* GIVEN REQUEST
Print all the records exactly, please.

-- START MATERIAL --

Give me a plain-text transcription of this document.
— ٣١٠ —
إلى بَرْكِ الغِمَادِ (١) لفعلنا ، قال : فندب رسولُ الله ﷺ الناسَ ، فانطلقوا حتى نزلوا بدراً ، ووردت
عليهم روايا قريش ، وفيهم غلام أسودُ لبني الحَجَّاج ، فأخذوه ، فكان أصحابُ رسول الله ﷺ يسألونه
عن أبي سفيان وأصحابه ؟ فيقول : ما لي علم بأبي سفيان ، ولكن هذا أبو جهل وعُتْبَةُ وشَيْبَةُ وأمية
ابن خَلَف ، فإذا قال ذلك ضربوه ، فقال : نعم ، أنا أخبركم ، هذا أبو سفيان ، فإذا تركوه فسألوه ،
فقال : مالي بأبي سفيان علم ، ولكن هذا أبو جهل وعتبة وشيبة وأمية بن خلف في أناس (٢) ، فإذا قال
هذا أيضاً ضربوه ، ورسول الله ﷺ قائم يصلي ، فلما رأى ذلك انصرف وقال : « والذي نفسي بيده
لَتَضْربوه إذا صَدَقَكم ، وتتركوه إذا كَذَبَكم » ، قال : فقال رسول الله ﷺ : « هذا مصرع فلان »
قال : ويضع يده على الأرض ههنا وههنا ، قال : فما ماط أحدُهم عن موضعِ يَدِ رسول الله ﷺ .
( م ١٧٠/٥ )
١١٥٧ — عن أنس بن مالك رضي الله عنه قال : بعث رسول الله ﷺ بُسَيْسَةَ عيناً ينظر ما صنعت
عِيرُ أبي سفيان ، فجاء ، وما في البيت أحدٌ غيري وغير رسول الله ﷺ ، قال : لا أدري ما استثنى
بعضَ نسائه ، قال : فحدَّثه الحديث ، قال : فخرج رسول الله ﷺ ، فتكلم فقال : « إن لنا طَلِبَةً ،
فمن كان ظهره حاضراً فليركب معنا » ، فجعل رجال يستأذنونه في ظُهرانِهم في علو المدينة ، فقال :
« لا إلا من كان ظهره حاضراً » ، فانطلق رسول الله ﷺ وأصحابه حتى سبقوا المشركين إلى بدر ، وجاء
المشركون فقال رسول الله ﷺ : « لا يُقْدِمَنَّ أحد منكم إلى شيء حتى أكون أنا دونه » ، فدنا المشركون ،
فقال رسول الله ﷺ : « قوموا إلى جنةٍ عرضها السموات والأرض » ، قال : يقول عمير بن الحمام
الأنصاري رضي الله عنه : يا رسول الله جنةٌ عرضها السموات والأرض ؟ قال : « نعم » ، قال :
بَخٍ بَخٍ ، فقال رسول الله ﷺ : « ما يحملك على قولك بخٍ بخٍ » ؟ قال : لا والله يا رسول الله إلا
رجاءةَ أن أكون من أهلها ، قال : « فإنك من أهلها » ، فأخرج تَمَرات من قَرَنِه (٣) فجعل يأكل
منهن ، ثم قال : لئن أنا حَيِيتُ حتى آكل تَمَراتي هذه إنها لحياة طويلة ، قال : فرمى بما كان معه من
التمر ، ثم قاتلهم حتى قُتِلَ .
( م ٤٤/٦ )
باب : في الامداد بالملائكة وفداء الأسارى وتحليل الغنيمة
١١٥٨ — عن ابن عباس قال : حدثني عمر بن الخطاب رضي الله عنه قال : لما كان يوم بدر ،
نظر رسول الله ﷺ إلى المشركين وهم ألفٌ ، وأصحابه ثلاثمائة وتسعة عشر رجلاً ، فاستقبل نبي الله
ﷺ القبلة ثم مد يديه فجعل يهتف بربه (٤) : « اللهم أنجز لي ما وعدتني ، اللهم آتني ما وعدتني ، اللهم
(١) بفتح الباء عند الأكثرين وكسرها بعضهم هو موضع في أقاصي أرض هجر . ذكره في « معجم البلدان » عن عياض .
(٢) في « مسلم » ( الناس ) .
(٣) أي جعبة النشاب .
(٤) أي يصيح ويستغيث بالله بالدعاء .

-- END MATERIAL --

* ANSWER IN FULL
Give me a plain-text transcription of this document.
— ٣١٠ —
إلى بَرْكِ الغِمَادِ (١) لفعلنا ، قال : فندب رسولُ الله ﷺ الناسَ ، فانطلقوا حتى نزلوا بدراً ، ووردت
عليهم روايا قريش ، وفيهم غلام أسودُ لبني الحَجَّاج ، فأخذوه ، فكان أصحابُ رسول الله ﷺ يسألونه
عن أبي سفيان وأصحابه ؟ فيقول : ما لي علم بأبي سفيان ، ولكن هذا أبو جهل وعُتْبَةُ وشَيْبَةُ وأمية
ابن خَلَف ، فإذا قال ذلك ضربوه ، فقال : نعم ، أنا أخبركم ، هذا أبو سفيان ، فإذا تركوه فسألوه ،
فقال : مالي بأبي سفيان علم ، ولكن هذا أبو جهل وعتبة وشيبة وأمية بن خلف في أناس (٢) ، فإذا قال
هذا أيضاً ضربوه ، ورسول الله ﷺ قائم يصلي ، فلما رأى ذلك انصرف وقال : « والذي نفسي بيده
لَتَضْربوه إذا صَدَقَكم ، وتتركوه إذا كَذَبَكم » ، قال : فقال رسول الله ﷺ : « هذا مصرع فلان »
قال : ويضع يده على الأرض ههنا وههنا ، قال : فما ماط أحدُهم عن موضعِ يَدِ رسول الله ﷺ .
( م ١٧٠/٥ )
١١٥٧ — عن أنس بن مالك رضي الله عنه قال : بعث رسول الله ﷺ بُسَيْسَةَ عيناً ينظر ما صنعت
عِيرُ أبي سفيان ، فجاء ، وما في البيت أحدٌ غيري وغير رسول الله ﷺ ، قال : لا أدري ما استثنى
بعضَ نسائه ، قال : فحدَّثه الحديث ، قال : فخرج رسول الله ﷺ ، فتكلم فقال : « إن لنا طَلِبَةً ،
فمن كان ظهره حاضراً فليركب معنا » ، فجعل رجال يستأذنونه في ظُهرانِهم في علو المدينة ، فقال :
« لا إلا من كان ظهره حاضراً » ، فانطلق رسول الله ﷺ وأصحابه حتى سبقوا المشركين إلى بدر ، وجاء
المشركون فقال رسول الله ﷺ : « لا يُقْدِمَنَّ أحد منكم إلى شيء حتى أكون أنا دونه » ، فدنا المشركون ،
فقال رسول الله ﷺ : « قوموا إلى جنةٍ عرضها السموات والأرض » ، قال : يقول عمير بن الحمام
الأنصاري رضي الله عنه : يا رسول الله جنةٌ عرضها السموات والأرض ؟ قال : « نعم » ، قال :
بَخٍ بَخٍ ، فقال رسول الله ﷺ : « ما يحملك على قولك بخٍ بخٍ » ؟ قال : لا والله يا رسول الله إلا
رجاءةَ أن أكون من أهلها ، قال : « فإنك من أهلها » ، فأخرج تَمَرات من قَرَنِه (٣) فجعل يأكل
منهن ، ثم قال : لئن أنا حَيِيتُ حتى آكل تَمَراتي هذه إنها لحياة طويلة ، قال : فرمى بما كان معه من
التمر ، ثم قاتلهم حتى قُتِلَ .
( م ٤٤/٦ )
باب : في الامداد بالملائكة وفداء الأسارى وتحليل الغنيمة
١١٥٨ — عن ابن عباس قال : حدثني عمر بن الخطاب رضي الله عنه قال : لما كان يوم بدر ،
نظر رسول الله ﷺ إلى المشركين وهم ألفٌ ، وأصحابه ثلاثمائة وتسعة عشر رجلاً ، فاستقبل نبي الله
ﷺ القبلة ثم مد يديه فجعل يهتف بربه (٤) : « اللهم أنجز لي ما وعدتني ، اللهم آتني ما وعدتني ، اللهم
(١) بفتح الباء عند الأكثرين وكسرها بعضهم هو موضع في أقاصي أرض هجر . ذكره في « معجم البلدان » عن عياض .
(٢) في « مسلم » ( الناس ) .
(٣) أي جعبة النشاب .
(٤) أي يصيح ويستغيث بالله بالدعاء .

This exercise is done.